The exercise —
With the pictures omitted, write out the entries that follow exactly as they stand.

Extracted information —
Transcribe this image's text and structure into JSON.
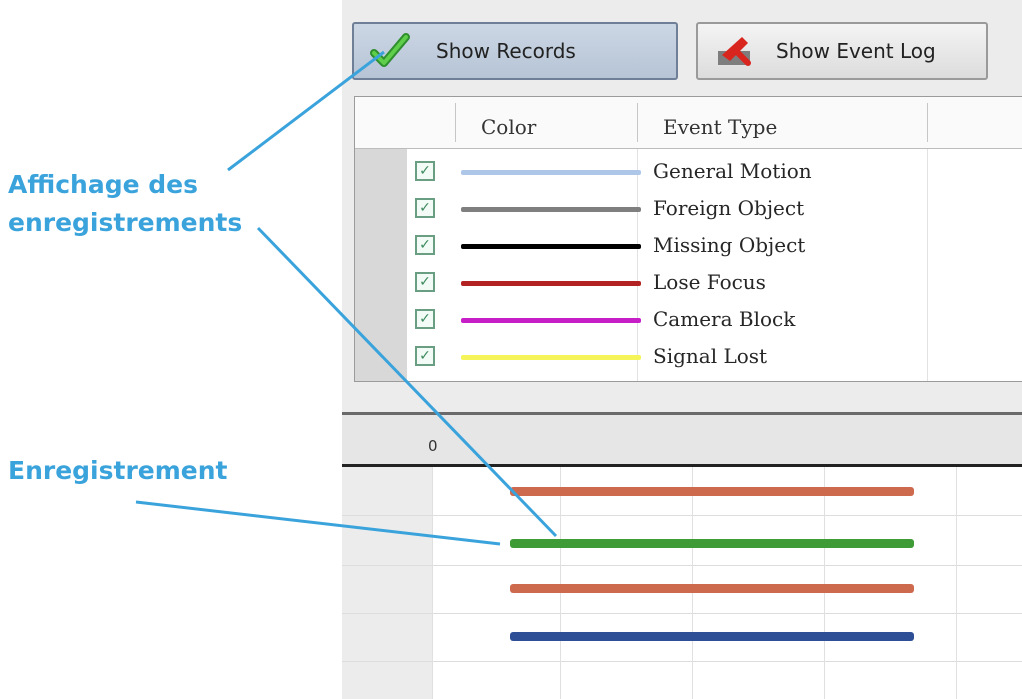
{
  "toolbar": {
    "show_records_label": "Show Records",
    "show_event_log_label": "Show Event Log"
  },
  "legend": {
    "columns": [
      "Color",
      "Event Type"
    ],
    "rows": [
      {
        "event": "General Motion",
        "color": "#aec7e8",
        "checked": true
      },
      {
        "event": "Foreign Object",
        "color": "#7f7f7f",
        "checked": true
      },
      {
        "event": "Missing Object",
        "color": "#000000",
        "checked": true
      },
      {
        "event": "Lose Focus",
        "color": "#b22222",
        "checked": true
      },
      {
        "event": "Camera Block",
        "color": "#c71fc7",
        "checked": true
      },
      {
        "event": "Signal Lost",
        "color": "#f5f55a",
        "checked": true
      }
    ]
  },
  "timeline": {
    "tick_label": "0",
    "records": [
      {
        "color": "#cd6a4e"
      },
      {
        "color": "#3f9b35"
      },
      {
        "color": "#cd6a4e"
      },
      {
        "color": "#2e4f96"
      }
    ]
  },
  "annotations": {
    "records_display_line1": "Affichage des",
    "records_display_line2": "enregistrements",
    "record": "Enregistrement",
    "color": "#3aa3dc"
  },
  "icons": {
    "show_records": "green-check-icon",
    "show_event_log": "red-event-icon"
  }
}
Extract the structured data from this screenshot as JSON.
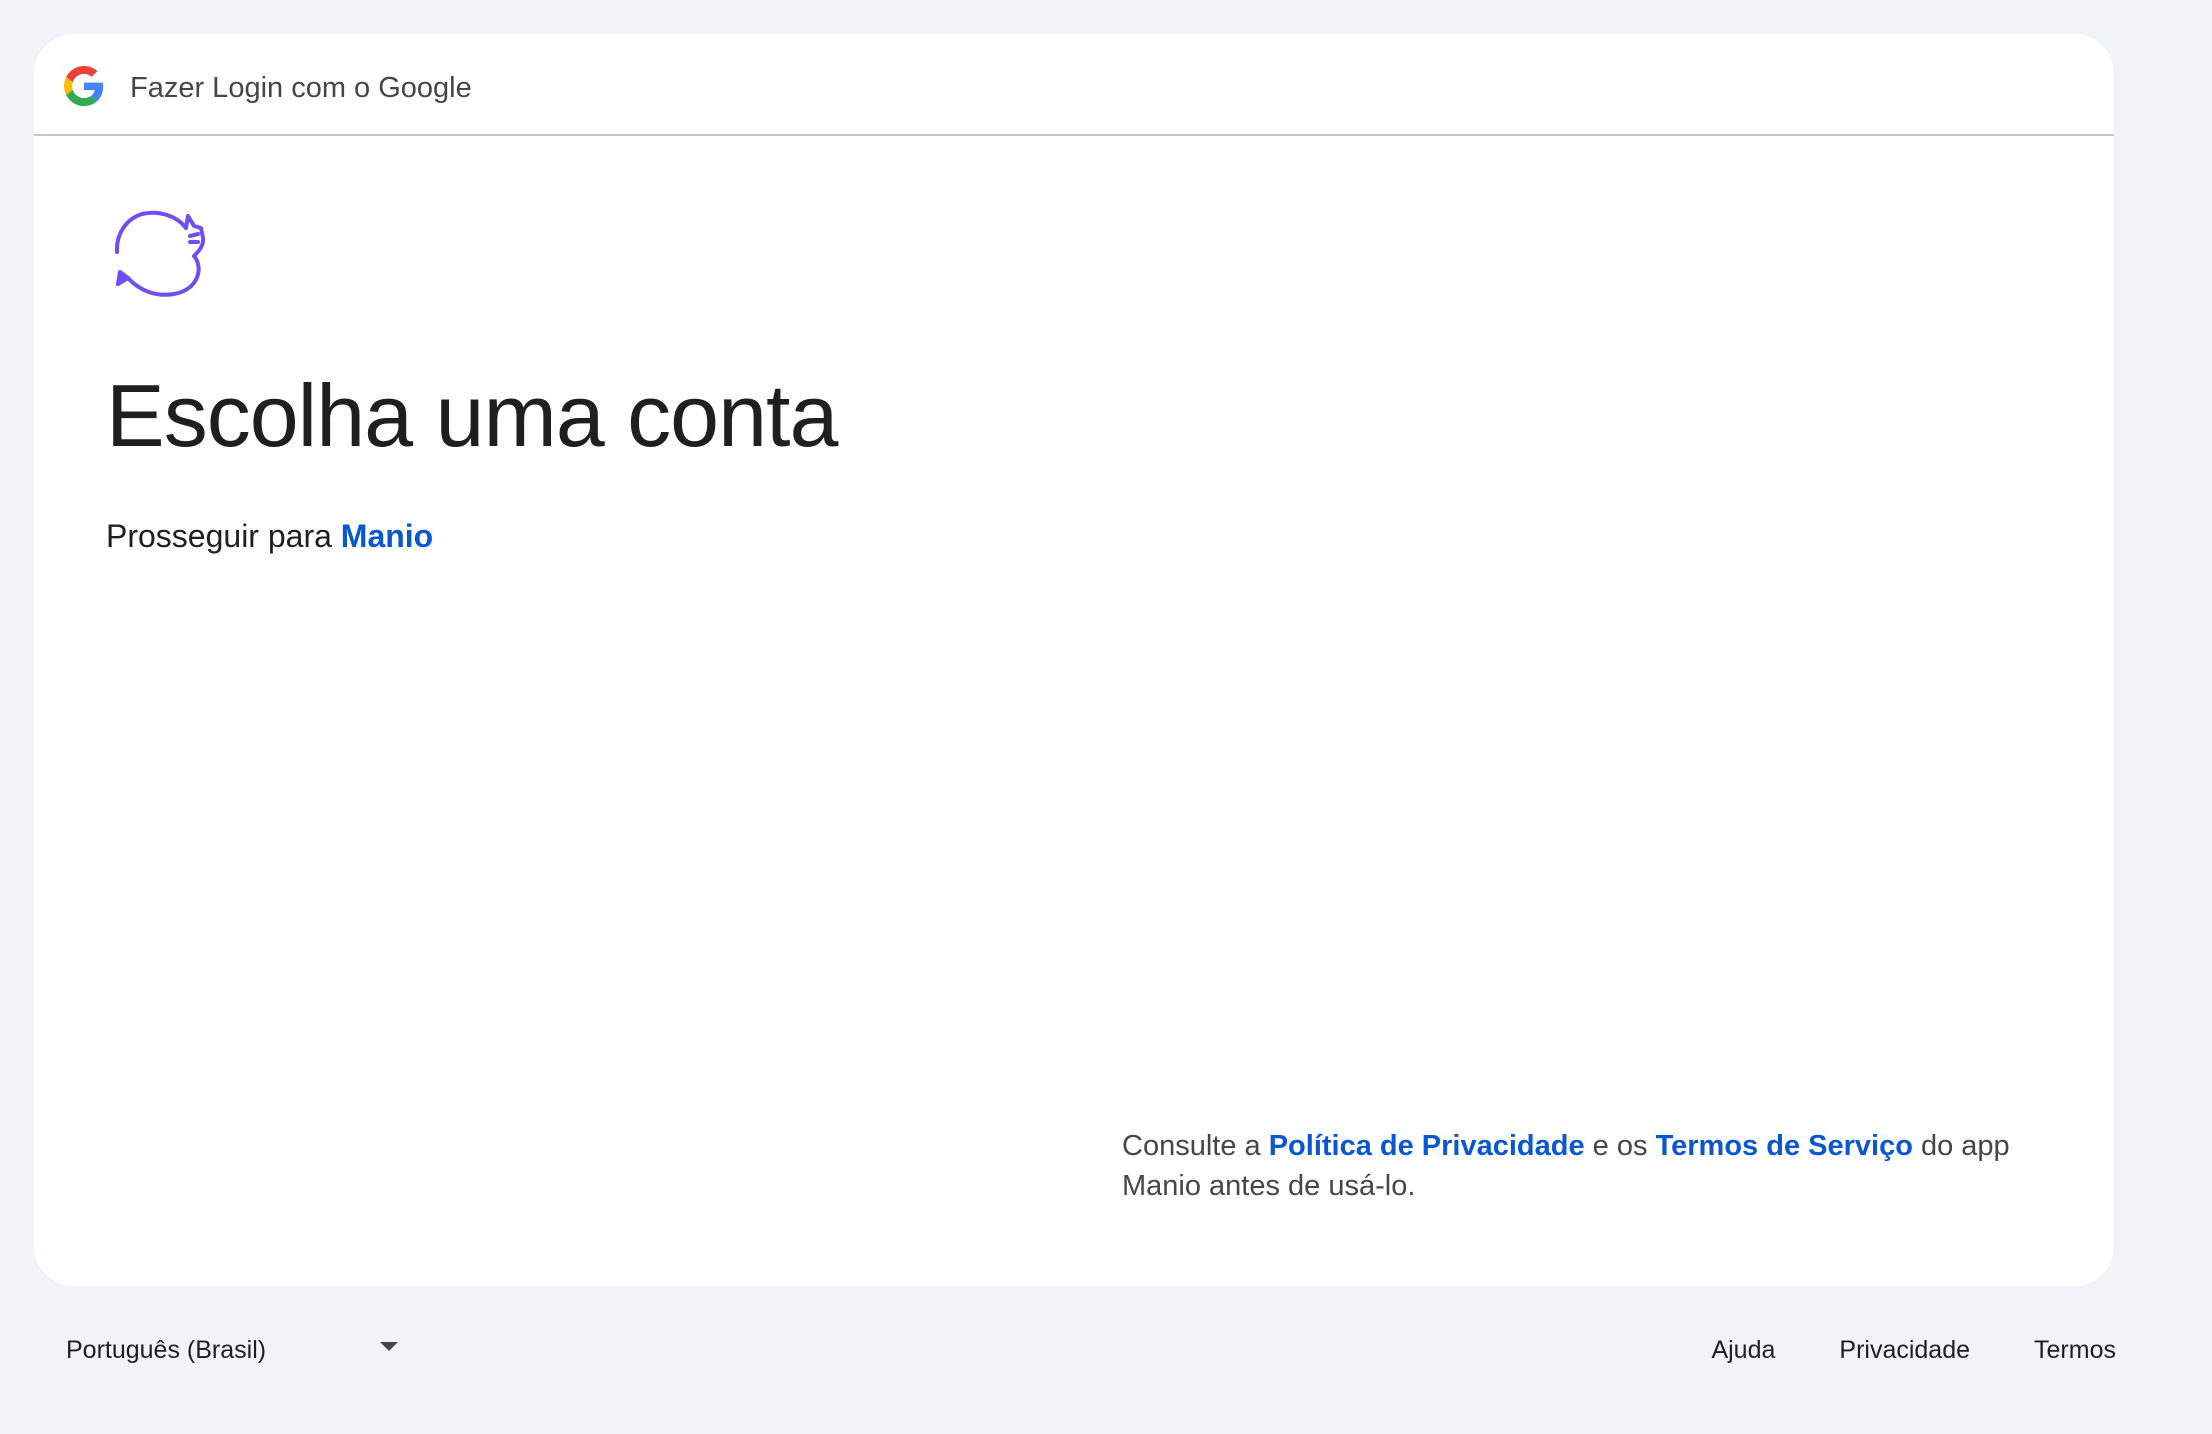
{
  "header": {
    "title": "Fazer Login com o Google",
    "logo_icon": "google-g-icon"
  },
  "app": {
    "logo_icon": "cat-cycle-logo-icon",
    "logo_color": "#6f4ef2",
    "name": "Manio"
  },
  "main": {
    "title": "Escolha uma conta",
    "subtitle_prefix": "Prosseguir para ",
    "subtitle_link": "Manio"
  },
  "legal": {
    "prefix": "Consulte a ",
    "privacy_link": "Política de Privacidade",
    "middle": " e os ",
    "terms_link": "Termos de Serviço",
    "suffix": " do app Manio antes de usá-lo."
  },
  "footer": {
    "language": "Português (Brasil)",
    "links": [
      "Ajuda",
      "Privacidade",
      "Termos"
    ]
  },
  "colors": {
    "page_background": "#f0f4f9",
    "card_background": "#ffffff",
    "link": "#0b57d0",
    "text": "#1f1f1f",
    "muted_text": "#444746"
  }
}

Final answer —
Transcribe this image's text and structure into JSON.
{
  "toolbar": {
    "show_records_label": "Show Records",
    "show_event_log_label": "Show Event Log"
  },
  "legend": {
    "columns": [
      "Color",
      "Event Type"
    ],
    "rows": [
      {
        "event": "General Motion",
        "color": "#aec7e8",
        "checked": true
      },
      {
        "event": "Foreign Object",
        "color": "#7f7f7f",
        "checked": true
      },
      {
        "event": "Missing Object",
        "color": "#000000",
        "checked": true
      },
      {
        "event": "Lose Focus",
        "color": "#b22222",
        "checked": true
      },
      {
        "event": "Camera Block",
        "color": "#c71fc7",
        "checked": true
      },
      {
        "event": "Signal Lost",
        "color": "#f5f55a",
        "checked": true
      }
    ]
  },
  "timeline": {
    "tick_label": "0",
    "records": [
      {
        "color": "#cd6a4e"
      },
      {
        "color": "#3f9b35"
      },
      {
        "color": "#cd6a4e"
      },
      {
        "color": "#2e4f96"
      }
    ]
  },
  "annotations": {
    "records_display_line1": "Affichage des",
    "records_display_line2": "enregistrements",
    "record": "Enregistrement",
    "color": "#3aa3dc"
  },
  "icons": {
    "show_records": "green-check-icon",
    "show_event_log": "red-event-icon"
  }
}
Extract the structured data from this screenshot as JSON.
{
  "header": {
    "title": "Fazer Login com o Google",
    "logo_icon": "google-g-icon"
  },
  "app": {
    "logo_icon": "cat-cycle-logo-icon",
    "logo_color": "#6f4ef2",
    "name": "Manio"
  },
  "main": {
    "title": "Escolha uma conta",
    "subtitle_prefix": "Prosseguir para ",
    "subtitle_link": "Manio"
  },
  "legal": {
    "prefix": "Consulte a ",
    "privacy_link": "Política de Privacidade",
    "middle": " e os ",
    "terms_link": "Termos de Serviço",
    "suffix": " do app Manio antes de usá-lo."
  },
  "footer": {
    "language": "Português (Brasil)",
    "links": [
      "Ajuda",
      "Privacidade",
      "Termos"
    ]
  },
  "colors": {
    "page_background": "#f0f4f9",
    "card_background": "#ffffff",
    "link": "#0b57d0",
    "text": "#1f1f1f",
    "muted_text": "#444746"
  }
}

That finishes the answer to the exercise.